EXERCISE PROMPT → Repeat the records word for word, excluding any picture.
--- GIVEN DATA ---
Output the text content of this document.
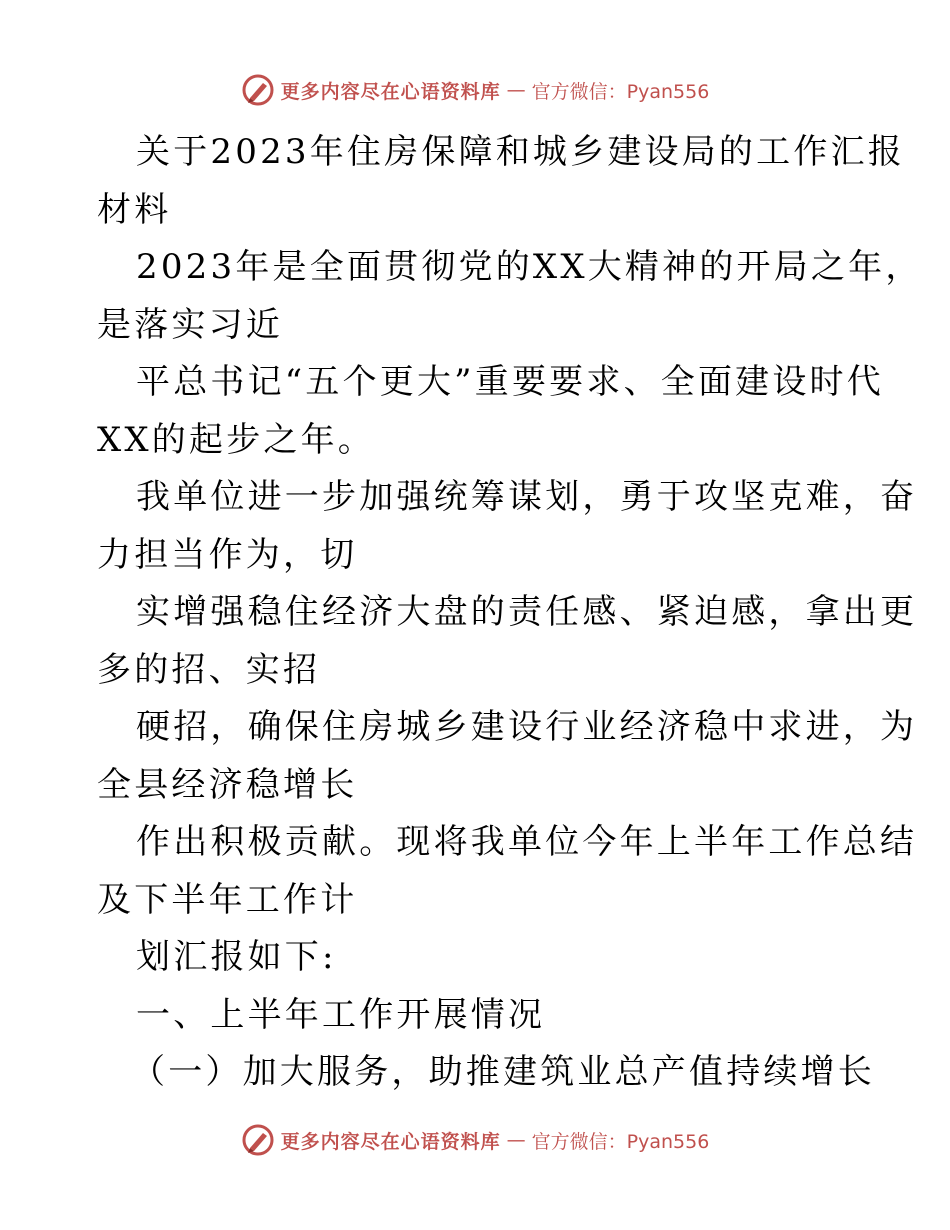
更多内容尽在心语资料库 — 官方微信：Pyan556
关于2023年住房保障和城乡建设局的工作汇报
材料
2023年是全面贯彻党的XX大精神的开局之年，
是落实习近
平总书记“五个更大”重要要求、全面建设时代
XX的起步之年。
我单位进一步加强统筹谋划，勇于攻坚克难，奋
力担当作为，切
实增强稳住经济大盘的责任感、紧迫感，拿出更
多的招、实招
硬招，确保住房城乡建设行业经济稳中求进，为
全县经济稳增长
作出积极贡献。现将我单位今年上半年工作总结
及下半年工作计
划汇报如下:
一、上半年工作开展情况
（一）加大服务，助推建筑业总产值持续增长
更多内容尽在心语资料库 — 官方微信：Pyan556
---
TASK ANSWER →
Output the text content of this document.
更多内容尽在心语资料库 — 官方微信：Pyan556
关于2023年住房保障和城乡建设局的工作汇报
材料
2023年是全面贯彻党的XX大精神的开局之年，
是落实习近
平总书记“五个更大”重要要求、全面建设时代
XX的起步之年。
我单位进一步加强统筹谋划，勇于攻坚克难，奋
力担当作为，切
实增强稳住经济大盘的责任感、紧迫感，拿出更
多的招、实招
硬招，确保住房城乡建设行业经济稳中求进，为
全县经济稳增长
作出积极贡献。现将我单位今年上半年工作总结
及下半年工作计
划汇报如下:
一、上半年工作开展情况
（一）加大服务，助推建筑业总产值持续增长
更多内容尽在心语资料库 — 官方微信：Pyan556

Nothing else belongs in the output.